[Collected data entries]
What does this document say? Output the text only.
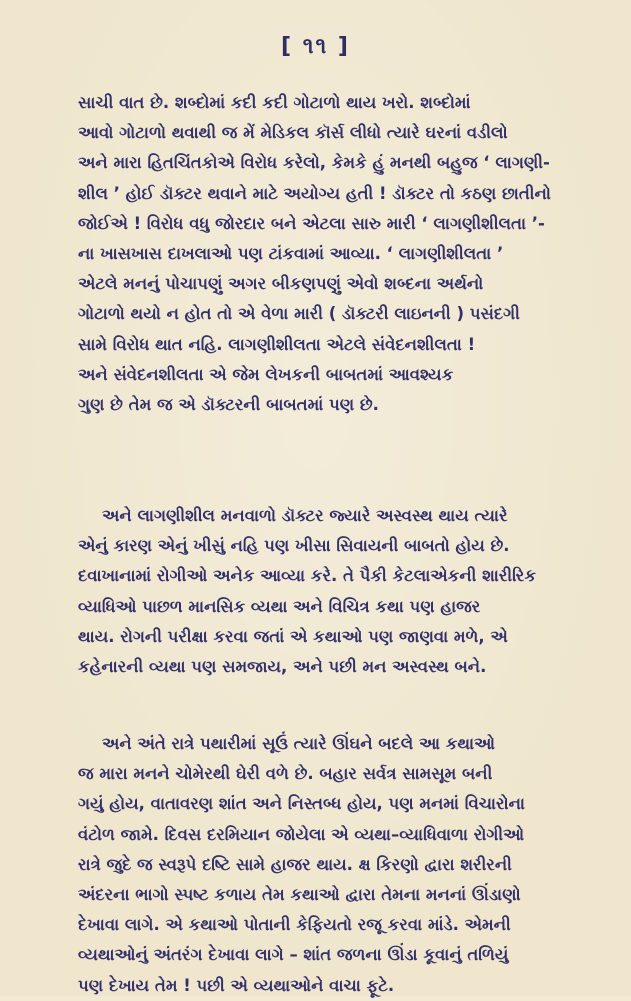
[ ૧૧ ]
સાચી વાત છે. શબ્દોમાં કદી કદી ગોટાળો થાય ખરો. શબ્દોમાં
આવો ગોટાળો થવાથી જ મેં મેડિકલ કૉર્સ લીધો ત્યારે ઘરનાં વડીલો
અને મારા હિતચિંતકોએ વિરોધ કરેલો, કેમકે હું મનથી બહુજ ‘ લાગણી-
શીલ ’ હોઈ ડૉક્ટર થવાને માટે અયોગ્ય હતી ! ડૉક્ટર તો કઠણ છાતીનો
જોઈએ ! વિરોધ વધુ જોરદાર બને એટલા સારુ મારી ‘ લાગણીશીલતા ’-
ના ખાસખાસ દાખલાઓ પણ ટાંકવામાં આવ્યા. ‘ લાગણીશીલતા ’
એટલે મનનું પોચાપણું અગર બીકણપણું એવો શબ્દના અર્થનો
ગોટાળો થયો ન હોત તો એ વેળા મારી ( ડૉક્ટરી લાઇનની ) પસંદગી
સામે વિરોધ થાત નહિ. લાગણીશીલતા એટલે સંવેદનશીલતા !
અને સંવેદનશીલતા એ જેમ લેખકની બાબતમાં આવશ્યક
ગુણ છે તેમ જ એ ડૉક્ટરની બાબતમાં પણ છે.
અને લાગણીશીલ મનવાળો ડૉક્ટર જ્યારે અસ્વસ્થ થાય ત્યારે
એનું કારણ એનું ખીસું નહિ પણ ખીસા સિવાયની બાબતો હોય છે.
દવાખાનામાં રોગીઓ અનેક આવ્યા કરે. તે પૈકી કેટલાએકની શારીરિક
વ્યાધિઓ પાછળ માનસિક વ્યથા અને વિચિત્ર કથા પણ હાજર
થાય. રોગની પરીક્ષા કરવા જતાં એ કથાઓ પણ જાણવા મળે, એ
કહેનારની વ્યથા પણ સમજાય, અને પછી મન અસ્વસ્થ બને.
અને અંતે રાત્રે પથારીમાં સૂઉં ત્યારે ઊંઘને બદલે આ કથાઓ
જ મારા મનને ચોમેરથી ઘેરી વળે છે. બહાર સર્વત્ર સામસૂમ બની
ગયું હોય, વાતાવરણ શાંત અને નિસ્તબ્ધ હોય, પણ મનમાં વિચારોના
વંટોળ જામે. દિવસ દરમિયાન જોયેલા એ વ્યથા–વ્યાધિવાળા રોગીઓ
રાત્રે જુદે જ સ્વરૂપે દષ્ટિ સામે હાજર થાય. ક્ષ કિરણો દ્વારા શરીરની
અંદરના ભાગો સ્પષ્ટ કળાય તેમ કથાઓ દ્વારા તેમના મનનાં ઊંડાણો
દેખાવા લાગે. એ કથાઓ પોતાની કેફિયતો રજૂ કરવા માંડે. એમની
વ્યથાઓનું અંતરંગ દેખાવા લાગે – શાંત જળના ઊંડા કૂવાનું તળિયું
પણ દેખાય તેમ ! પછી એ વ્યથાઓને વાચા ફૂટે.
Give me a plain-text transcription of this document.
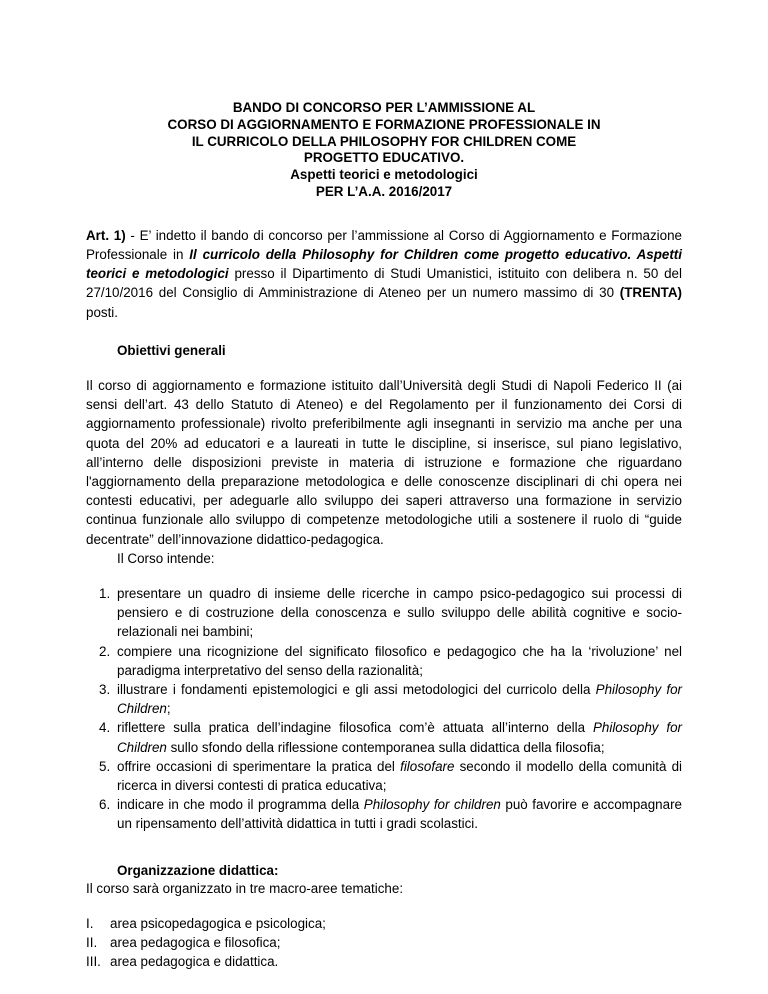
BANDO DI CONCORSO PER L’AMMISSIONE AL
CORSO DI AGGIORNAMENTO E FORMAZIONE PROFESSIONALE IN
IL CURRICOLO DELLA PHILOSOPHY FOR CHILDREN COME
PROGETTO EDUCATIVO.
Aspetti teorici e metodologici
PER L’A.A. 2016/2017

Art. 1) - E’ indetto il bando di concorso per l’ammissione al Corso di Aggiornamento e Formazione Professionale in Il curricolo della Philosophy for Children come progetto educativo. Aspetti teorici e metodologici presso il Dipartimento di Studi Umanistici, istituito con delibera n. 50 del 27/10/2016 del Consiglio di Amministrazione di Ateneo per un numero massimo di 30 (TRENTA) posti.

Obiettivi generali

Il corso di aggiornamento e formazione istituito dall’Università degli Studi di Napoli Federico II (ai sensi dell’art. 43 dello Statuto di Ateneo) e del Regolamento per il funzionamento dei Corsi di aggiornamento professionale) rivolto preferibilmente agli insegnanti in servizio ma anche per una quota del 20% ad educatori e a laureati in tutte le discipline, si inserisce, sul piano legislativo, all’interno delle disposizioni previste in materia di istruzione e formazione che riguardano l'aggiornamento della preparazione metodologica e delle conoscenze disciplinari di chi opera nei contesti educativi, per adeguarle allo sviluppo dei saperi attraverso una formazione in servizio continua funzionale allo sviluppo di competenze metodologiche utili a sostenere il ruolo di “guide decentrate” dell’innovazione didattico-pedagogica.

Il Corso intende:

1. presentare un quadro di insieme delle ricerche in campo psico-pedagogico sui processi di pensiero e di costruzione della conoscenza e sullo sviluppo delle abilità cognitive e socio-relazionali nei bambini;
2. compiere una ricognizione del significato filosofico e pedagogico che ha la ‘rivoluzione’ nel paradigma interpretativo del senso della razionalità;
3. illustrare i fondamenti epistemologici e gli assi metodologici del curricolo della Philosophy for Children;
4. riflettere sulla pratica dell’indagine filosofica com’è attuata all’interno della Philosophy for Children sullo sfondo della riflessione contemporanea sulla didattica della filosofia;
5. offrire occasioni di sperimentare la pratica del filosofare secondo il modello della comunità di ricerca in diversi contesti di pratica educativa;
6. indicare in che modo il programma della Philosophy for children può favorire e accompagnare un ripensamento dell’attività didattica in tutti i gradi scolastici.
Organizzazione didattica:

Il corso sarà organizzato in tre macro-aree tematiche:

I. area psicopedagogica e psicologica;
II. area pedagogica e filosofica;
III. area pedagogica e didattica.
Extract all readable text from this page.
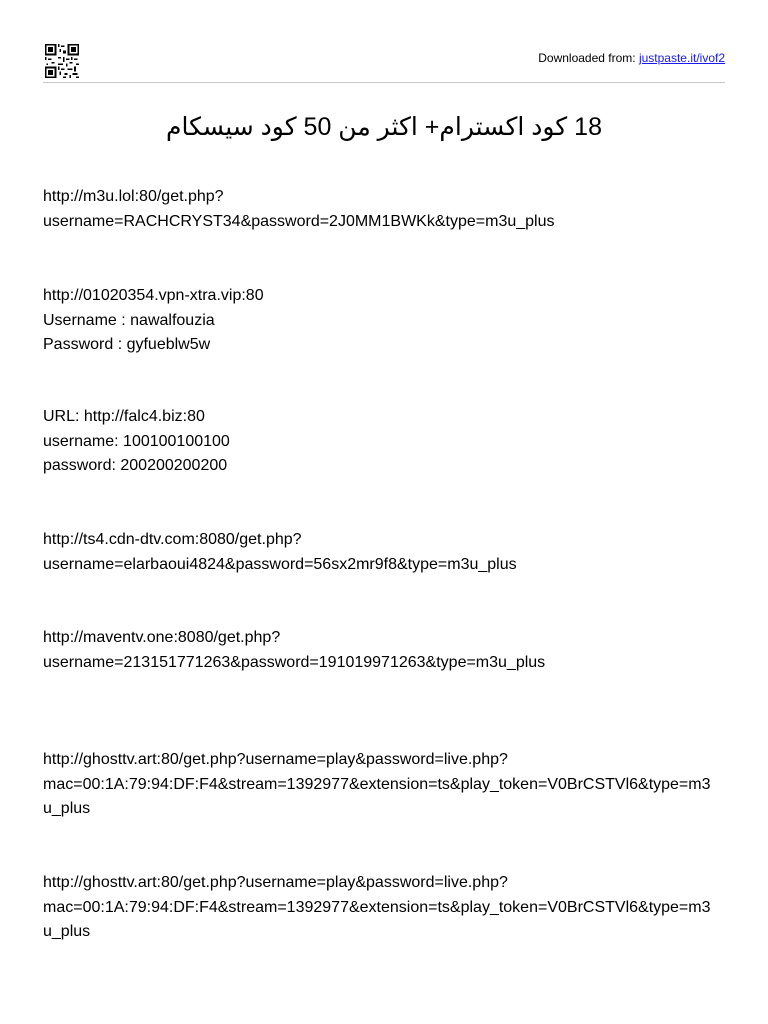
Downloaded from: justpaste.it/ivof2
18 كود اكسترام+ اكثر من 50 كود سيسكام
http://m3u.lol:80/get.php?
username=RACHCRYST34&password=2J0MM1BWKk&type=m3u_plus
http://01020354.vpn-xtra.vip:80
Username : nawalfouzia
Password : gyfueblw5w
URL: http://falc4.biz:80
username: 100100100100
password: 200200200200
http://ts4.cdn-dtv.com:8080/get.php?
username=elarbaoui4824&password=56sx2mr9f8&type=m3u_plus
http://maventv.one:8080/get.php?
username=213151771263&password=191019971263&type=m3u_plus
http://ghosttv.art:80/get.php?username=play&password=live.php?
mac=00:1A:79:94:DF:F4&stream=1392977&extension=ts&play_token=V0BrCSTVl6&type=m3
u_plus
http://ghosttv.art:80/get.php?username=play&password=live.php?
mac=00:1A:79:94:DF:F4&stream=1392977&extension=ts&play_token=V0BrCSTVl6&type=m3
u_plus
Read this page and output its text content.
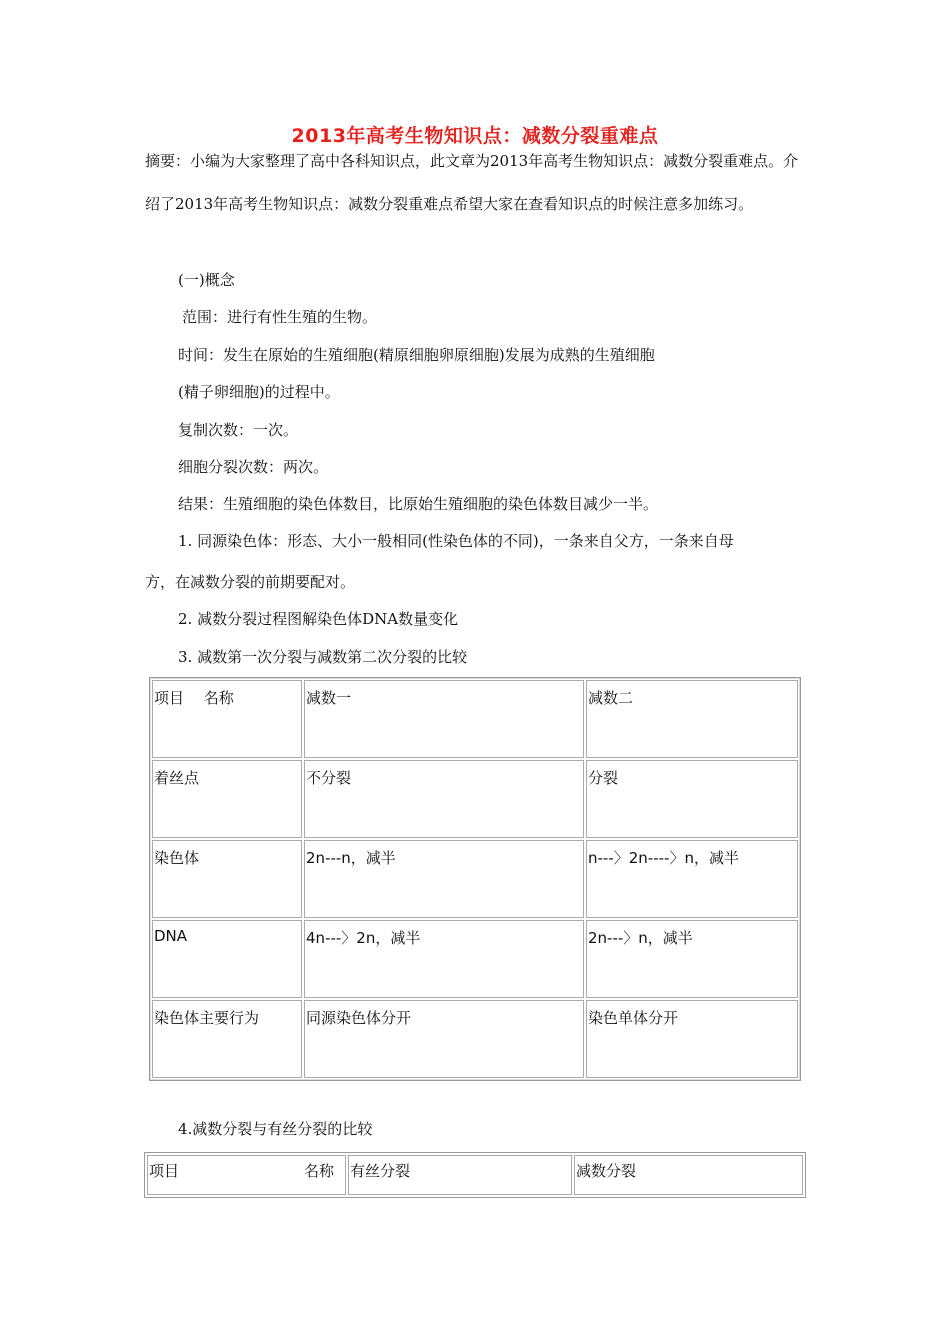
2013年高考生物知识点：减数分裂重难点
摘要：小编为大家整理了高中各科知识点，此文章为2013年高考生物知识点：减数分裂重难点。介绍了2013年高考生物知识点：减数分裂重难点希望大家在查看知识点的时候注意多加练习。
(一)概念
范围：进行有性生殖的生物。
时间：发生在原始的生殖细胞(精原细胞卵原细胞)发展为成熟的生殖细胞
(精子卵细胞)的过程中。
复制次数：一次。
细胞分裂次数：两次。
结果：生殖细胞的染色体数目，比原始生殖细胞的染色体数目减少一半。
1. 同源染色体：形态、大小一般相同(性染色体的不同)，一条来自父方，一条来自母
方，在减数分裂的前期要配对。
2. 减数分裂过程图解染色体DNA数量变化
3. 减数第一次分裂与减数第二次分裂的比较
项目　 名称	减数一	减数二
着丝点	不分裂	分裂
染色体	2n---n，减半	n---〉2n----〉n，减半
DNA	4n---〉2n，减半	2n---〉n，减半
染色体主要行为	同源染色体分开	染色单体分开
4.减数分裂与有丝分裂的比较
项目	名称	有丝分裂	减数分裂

> _What to produce_
Copy the material above exactly and drop the pictures.

> _Solution_
What does this document say? Output the text only.
[ ૧૧ ]
સાચી વાત છે. શબ્દોમાં કદી કદી ગોટાળો થાય ખરો. શબ્દોમાં
આવો ગોટાળો થવાથી જ મેં મેડિકલ કૉર્સ લીધો ત્યારે ઘરનાં વડીલો
અને મારા હિતચિંતકોએ વિરોધ કરેલો, કેમકે હું મનથી બહુજ ‘ લાગણી-
શીલ ’ હોઈ ડૉક્ટર થવાને માટે અયોગ્ય હતી ! ડૉક્ટર તો કઠણ છાતીનો
જોઈએ ! વિરોધ વધુ જોરદાર બને એટલા સારુ મારી ‘ લાગણીશીલતા ’-
ના ખાસખાસ દાખલાઓ પણ ટાંકવામાં આવ્યા. ‘ લાગણીશીલતા ’
એટલે મનનું પોચાપણું અગર બીકણપણું એવો શબ્દના અર્થનો
ગોટાળો થયો ન હોત તો એ વેળા મારી ( ડૉક્ટરી લાઇનની ) પસંદગી
સામે વિરોધ થાત નહિ. લાગણીશીલતા એટલે સંવેદનશીલતા !
અને સંવેદનશીલતા એ જેમ લેખકની બાબતમાં આવશ્યક
ગુણ છે તેમ જ એ ડૉક્ટરની બાબતમાં પણ છે.
અને લાગણીશીલ મનવાળો ડૉક્ટર જ્યારે અસ્વસ્થ થાય ત્યારે
એનું કારણ એનું ખીસું નહિ પણ ખીસા સિવાયની બાબતો હોય છે.
દવાખાનામાં રોગીઓ અનેક આવ્યા કરે. તે પૈકી કેટલાએકની શારીરિક
વ્યાધિઓ પાછળ માનસિક વ્યથા અને વિચિત્ર કથા પણ હાજર
થાય. રોગની પરીક્ષા કરવા જતાં એ કથાઓ પણ જાણવા મળે, એ
કહેનારની વ્યથા પણ સમજાય, અને પછી મન અસ્વસ્થ બને.
અને અંતે રાત્રે પથારીમાં સૂઉં ત્યારે ઊંઘને બદલે આ કથાઓ
જ મારા મનને ચોમેરથી ઘેરી વળે છે. બહાર સર્વત્ર સામસૂમ બની
ગયું હોય, વાતાવરણ શાંત અને નિસ્તબ્ધ હોય, પણ મનમાં વિચારોના
વંટોળ જામે. દિવસ દરમિયાન જોયેલા એ વ્યથા–વ્યાધિવાળા રોગીઓ
રાત્રે જુદે જ સ્વરૂપે દષ્ટિ સામે હાજર થાય. ક્ષ કિરણો દ્વારા શરીરની
અંદરના ભાગો સ્પષ્ટ કળાય તેમ કથાઓ દ્વારા તેમના મનનાં ઊંડાણો
દેખાવા લાગે. એ કથાઓ પોતાની કેફિયતો રજૂ કરવા માંડે. એમની
વ્યથાઓનું અંતરંગ દેખાવા લાગે – શાંત જળના ઊંડા કૂવાનું તળિયું
પણ દેખાય તેમ ! પછી એ વ્યથાઓને વાચા ફૂટે.
Give me a plain-text transcription of this document.
BANDO DI CONCORSO PER L’AMMISSIONE AL
CORSO DI AGGIORNAMENTO E FORMAZIONE PROFESSIONALE IN
IL CURRICOLO DELLA PHILOSOPHY FOR CHILDREN COME
PROGETTO EDUCATIVO.
Aspetti teorici e metodologici
PER L’A.A. 2016/2017

Art. 1) - E’ indetto il bando di concorso per l’ammissione al Corso di Aggiornamento e Formazione Professionale in Il curricolo della Philosophy for Children come progetto educativo. Aspetti teorici e metodologici presso il Dipartimento di Studi Umanistici, istituito con delibera n. 50 del 27/10/2016 del Consiglio di Amministrazione di Ateneo per un numero massimo di 30 (TRENTA) posti.

Obiettivi generali

Il corso di aggiornamento e formazione istituito dall’Università degli Studi di Napoli Federico II (ai sensi dell’art. 43 dello Statuto di Ateneo) e del Regolamento per il funzionamento dei Corsi di aggiornamento professionale) rivolto preferibilmente agli insegnanti in servizio ma anche per una quota del 20% ad educatori e a laureati in tutte le discipline, si inserisce, sul piano legislativo, all’interno delle disposizioni previste in materia di istruzione e formazione che riguardano l'aggiornamento della preparazione metodologica e delle conoscenze disciplinari di chi opera nei contesti educativi, per adeguarle allo sviluppo dei saperi attraverso una formazione in servizio continua funzionale allo sviluppo di competenze metodologiche utili a sostenere il ruolo di “guide decentrate” dell’innovazione didattico-pedagogica.

Il Corso intende:

1. presentare un quadro di insieme delle ricerche in campo psico-pedagogico sui processi di pensiero e di costruzione della conoscenza e sullo sviluppo delle abilità cognitive e socio-relazionali nei bambini;
2. compiere una ricognizione del significato filosofico e pedagogico che ha la ‘rivoluzione’ nel paradigma interpretativo del senso della razionalità;
3. illustrare i fondamenti epistemologici e gli assi metodologici del curricolo della Philosophy for Children;
4. riflettere sulla pratica dell’indagine filosofica com’è attuata all’interno della Philosophy for Children sullo sfondo della riflessione contemporanea sulla didattica della filosofia;
5. offrire occasioni di sperimentare la pratica del filosofare secondo il modello della comunità di ricerca in diversi contesti di pratica educativa;
6. indicare in che modo il programma della Philosophy for children può favorire e accompagnare un ripensamento dell’attività didattica in tutti i gradi scolastici.
Organizzazione didattica:

Il corso sarà organizzato in tre macro-aree tematiche:

I. area psicopedagogica e psicologica;
II. area pedagogica e filosofica;
III. area pedagogica e didattica.
Extract all readable text from this page.
Downloaded from: justpaste.it/ivof2
18 كود اكسترام+ اكثر من 50 كود سيسكام
http://m3u.lol:80/get.php?
username=RACHCRYST34&password=2J0MM1BWKk&type=m3u_plus
http://01020354.vpn-xtra.vip:80
Username : nawalfouzia
Password : gyfueblw5w
URL: http://falc4.biz:80
username: 100100100100
password: 200200200200
http://ts4.cdn-dtv.com:8080/get.php?
username=elarbaoui4824&password=56sx2mr9f8&type=m3u_plus
http://maventv.one:8080/get.php?
username=213151771263&password=191019971263&type=m3u_plus
http://ghosttv.art:80/get.php?username=play&password=live.php?
mac=00:1A:79:94:DF:F4&stream=1392977&extension=ts&play_token=V0BrCSTVl6&type=m3
u_plus
http://ghosttv.art:80/get.php?username=play&password=live.php?
mac=00:1A:79:94:DF:F4&stream=1392977&extension=ts&play_token=V0BrCSTVl6&type=m3
u_plus
Read this page and output its text content.
2013年高考生物知识点：减数分裂重难点
摘要：小编为大家整理了高中各科知识点，此文章为2013年高考生物知识点：减数分裂重难点。介绍了2013年高考生物知识点：减数分裂重难点希望大家在查看知识点的时候注意多加练习。
(一)概念
范围：进行有性生殖的生物。
时间：发生在原始的生殖细胞(精原细胞卵原细胞)发展为成熟的生殖细胞
(精子卵细胞)的过程中。
复制次数：一次。
细胞分裂次数：两次。
结果：生殖细胞的染色体数目，比原始生殖细胞的染色体数目减少一半。
1. 同源染色体：形态、大小一般相同(性染色体的不同)，一条来自父方，一条来自母
方，在减数分裂的前期要配对。
2. 减数分裂过程图解染色体DNA数量变化
3. 减数第一次分裂与减数第二次分裂的比较
项目　 名称	减数一	减数二
着丝点	不分裂	分裂
染色体	2n---n，减半	n---〉2n----〉n，减半
DNA	4n---〉2n，减半	2n---〉n，减半
染色体主要行为	同源染色体分开	染色单体分开
4.减数分裂与有丝分裂的比较
项目	名称	有丝分裂	减数分裂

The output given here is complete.